DATA IN THIS EXERCISE =>
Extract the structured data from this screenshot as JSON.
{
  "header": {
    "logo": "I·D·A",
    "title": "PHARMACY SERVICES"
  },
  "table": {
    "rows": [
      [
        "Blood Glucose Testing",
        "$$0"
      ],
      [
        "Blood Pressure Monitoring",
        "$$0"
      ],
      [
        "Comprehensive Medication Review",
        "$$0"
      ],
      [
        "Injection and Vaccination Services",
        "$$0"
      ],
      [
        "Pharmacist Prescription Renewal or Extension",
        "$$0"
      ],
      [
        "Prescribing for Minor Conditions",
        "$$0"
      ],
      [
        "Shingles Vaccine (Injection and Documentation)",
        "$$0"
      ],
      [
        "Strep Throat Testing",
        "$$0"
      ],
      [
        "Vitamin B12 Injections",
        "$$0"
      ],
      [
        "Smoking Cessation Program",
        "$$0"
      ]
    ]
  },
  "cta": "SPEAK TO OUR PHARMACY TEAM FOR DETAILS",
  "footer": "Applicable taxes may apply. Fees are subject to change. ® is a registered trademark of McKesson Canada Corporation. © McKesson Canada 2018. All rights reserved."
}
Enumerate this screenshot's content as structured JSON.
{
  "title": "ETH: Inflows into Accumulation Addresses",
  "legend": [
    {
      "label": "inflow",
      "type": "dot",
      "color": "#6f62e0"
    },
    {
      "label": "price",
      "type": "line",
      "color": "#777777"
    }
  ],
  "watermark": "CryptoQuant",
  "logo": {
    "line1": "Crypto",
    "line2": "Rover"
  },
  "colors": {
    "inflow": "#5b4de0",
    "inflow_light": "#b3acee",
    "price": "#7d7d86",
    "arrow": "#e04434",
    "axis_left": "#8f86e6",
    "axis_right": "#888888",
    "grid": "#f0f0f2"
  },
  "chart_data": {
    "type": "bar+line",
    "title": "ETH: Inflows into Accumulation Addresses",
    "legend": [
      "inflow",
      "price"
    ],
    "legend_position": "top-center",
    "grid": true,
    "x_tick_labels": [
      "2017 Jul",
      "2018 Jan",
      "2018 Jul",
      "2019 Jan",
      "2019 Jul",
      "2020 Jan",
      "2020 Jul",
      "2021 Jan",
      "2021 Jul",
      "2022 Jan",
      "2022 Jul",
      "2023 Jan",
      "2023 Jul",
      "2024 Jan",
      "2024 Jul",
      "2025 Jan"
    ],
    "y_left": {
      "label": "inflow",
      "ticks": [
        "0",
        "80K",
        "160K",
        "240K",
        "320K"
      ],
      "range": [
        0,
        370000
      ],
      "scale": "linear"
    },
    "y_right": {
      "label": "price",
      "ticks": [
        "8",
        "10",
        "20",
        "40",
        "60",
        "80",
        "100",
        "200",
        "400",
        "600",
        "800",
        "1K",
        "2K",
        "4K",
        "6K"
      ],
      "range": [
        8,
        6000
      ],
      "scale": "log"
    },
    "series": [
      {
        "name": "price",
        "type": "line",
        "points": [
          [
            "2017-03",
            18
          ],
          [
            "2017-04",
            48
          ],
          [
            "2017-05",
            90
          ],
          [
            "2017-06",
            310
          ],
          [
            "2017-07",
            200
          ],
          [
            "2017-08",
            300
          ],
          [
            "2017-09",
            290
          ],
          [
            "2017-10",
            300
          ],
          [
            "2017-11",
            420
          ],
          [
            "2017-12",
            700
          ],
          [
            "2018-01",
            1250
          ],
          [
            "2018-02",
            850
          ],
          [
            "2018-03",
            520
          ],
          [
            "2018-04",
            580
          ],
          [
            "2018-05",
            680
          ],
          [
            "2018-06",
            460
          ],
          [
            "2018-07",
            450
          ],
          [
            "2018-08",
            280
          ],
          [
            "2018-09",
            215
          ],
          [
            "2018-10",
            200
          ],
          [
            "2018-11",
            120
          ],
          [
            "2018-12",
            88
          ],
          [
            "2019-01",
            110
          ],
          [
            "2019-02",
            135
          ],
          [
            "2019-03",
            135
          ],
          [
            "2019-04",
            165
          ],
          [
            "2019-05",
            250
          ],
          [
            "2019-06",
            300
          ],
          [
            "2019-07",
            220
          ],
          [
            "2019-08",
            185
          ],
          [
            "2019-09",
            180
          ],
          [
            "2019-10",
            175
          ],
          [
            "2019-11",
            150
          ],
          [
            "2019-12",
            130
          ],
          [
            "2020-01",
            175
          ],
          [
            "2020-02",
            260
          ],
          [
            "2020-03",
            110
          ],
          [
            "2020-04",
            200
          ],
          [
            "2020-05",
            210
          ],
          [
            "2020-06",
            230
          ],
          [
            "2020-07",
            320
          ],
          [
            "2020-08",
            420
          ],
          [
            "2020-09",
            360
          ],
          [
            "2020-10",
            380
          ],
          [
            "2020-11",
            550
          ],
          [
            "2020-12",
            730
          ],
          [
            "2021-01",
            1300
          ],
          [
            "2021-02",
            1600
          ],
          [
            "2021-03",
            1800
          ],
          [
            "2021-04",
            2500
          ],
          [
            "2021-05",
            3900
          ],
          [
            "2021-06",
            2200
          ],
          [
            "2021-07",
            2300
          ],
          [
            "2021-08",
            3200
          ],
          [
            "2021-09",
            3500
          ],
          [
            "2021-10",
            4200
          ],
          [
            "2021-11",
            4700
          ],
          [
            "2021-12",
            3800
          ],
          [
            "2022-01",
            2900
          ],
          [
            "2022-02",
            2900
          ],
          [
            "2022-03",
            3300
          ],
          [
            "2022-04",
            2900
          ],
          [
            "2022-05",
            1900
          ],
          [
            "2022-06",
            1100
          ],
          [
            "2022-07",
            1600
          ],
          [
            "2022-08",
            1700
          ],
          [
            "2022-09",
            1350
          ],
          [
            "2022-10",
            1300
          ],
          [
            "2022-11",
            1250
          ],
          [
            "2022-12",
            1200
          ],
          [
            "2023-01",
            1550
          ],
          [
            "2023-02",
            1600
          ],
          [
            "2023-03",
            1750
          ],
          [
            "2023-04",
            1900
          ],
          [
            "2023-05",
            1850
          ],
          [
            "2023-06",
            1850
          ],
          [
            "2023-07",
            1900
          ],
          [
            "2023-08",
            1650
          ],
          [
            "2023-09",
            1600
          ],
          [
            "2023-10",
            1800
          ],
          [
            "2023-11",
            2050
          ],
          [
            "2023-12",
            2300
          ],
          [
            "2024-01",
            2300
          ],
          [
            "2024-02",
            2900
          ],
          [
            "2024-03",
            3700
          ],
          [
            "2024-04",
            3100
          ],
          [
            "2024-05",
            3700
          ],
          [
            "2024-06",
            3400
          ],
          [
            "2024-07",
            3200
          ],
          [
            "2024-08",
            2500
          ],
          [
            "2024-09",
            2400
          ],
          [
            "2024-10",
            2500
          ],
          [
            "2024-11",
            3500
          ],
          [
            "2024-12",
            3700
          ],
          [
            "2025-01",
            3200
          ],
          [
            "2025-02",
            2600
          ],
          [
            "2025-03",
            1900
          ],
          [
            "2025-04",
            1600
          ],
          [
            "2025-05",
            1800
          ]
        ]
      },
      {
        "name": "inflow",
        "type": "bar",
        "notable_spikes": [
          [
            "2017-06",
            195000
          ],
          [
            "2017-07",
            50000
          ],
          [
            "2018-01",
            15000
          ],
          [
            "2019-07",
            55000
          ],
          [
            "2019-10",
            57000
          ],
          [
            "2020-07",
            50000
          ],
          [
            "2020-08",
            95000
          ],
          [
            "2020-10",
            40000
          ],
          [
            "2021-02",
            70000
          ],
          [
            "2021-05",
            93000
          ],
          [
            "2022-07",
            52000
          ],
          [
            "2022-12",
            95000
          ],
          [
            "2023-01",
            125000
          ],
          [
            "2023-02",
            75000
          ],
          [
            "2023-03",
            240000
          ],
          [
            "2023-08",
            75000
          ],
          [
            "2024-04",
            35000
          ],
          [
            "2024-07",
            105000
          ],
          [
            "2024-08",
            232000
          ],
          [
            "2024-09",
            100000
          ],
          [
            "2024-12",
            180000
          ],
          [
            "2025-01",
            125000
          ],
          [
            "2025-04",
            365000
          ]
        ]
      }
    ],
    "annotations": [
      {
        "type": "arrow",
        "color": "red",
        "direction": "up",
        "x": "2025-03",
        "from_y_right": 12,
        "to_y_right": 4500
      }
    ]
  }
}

TASK DESCRIPTION => In the listing above, locate each line with "price" and copy it.

REPLY =>
      "label": "price",
    "price": "#7d7d86",
      "price"
      "label": "price",
        "name": "price",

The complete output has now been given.